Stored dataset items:
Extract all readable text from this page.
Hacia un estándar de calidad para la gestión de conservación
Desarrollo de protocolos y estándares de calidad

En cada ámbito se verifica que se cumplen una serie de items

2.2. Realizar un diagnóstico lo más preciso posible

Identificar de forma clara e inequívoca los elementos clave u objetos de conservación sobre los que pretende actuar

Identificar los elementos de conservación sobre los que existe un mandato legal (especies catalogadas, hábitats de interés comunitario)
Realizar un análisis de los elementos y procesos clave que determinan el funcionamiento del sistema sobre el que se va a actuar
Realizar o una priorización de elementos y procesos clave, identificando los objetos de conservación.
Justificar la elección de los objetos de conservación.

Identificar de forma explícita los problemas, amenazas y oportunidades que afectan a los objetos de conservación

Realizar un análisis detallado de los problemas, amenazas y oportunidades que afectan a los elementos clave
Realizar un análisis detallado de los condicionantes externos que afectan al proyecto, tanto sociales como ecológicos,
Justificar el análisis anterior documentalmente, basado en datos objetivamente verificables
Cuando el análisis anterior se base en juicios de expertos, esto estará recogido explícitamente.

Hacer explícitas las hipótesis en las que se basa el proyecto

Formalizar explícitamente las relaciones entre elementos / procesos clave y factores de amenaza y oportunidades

Task requirements:
Gather up the lines that contain the word "sobre".

Expected answer:
Identificar de forma clara e inequívoca los elementos clave u objetos de conservación sobre los que pretende actuar
Identificar los elementos de conservación sobre los que existe un mandato legal (especies catalogadas, hábitats de interés comunitario)
Realizar un análisis de los elementos y procesos clave que determinan el funcionamiento del sistema sobre el que se va a actuar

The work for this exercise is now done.